__WHAT TO DO__.
Collect the lines of the entries where "votre" shows up.
-------- AVAILABLE DATA --------
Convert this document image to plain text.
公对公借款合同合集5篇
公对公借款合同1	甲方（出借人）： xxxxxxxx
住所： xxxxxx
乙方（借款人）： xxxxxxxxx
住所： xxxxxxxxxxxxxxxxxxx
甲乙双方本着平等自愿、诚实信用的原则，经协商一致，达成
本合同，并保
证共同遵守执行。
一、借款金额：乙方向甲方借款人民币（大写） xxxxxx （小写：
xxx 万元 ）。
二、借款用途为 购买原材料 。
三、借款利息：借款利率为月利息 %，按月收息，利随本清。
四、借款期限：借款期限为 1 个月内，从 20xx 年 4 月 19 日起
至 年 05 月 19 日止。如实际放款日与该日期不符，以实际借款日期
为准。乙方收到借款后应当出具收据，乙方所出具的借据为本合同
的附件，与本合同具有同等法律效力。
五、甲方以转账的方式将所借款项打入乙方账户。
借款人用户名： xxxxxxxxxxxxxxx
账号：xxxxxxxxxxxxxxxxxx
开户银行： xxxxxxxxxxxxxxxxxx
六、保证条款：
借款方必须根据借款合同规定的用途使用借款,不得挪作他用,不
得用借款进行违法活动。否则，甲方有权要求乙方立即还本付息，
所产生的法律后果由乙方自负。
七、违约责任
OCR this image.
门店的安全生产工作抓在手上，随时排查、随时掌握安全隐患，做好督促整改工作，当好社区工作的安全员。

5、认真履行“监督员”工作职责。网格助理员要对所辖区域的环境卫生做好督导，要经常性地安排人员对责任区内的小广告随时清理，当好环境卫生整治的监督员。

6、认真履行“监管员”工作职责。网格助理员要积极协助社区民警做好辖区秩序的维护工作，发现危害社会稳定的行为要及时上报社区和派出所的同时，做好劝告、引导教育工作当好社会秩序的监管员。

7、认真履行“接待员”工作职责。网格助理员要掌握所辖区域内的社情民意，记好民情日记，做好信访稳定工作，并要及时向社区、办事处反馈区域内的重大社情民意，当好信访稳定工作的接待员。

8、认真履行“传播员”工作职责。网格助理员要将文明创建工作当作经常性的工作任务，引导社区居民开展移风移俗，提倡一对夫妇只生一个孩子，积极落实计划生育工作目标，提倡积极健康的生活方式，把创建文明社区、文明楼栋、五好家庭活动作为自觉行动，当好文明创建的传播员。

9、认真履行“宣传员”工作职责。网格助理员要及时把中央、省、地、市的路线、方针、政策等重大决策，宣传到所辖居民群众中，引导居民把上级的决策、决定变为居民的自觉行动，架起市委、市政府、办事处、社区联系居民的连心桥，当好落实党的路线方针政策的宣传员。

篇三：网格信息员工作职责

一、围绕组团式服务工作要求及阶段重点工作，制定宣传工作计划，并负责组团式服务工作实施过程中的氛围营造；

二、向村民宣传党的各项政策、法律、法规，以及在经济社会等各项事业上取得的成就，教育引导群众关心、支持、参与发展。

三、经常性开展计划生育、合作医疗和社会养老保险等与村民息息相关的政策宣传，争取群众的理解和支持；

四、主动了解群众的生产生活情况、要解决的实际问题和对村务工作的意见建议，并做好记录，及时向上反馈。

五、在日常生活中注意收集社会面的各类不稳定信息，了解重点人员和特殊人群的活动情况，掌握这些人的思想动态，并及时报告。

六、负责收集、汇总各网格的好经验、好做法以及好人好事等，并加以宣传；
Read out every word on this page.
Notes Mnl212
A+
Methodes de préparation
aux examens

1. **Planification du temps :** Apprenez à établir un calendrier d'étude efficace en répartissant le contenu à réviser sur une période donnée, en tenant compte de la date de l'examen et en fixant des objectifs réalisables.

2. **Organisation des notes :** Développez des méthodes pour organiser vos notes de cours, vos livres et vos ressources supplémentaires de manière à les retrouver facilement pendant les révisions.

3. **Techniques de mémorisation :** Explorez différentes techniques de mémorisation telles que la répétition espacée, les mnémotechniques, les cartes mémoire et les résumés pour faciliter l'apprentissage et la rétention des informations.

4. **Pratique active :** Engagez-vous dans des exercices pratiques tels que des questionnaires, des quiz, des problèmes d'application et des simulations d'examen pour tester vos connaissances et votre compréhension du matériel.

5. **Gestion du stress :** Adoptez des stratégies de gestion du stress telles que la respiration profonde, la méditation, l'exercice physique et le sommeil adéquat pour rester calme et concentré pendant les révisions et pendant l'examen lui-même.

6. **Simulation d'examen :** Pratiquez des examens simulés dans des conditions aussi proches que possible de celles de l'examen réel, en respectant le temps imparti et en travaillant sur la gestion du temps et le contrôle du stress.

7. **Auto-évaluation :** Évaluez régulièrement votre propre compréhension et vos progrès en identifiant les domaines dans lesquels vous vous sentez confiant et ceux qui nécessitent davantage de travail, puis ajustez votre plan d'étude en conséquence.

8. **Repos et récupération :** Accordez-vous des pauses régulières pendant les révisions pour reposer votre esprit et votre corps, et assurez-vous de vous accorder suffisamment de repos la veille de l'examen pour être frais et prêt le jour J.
--------
__WORKED ANSWER__.
4. **Pratique active :** Engagez-vous dans des exercices pratiques tels que des questionnaires, des quiz, des problèmes d'application et des simulations d'examen pour tester vos connaissances et votre compréhension du matériel.
7. **Auto-évaluation :** Évaluez régulièrement votre propre compréhension et vos progrès en identifiant les domaines dans lesquels vous vous sentez confiant et ceux qui nécessitent davantage de travail, puis ajustez votre plan d'étude en conséquence.
8. **Repos et récupération :** Accordez-vous des pauses régulières pendant les révisions pour reposer votre esprit et votre corps, et assurez-vous de vous accorder suffisamment de repos la veille de l'examen pour être frais et prêt le jour J.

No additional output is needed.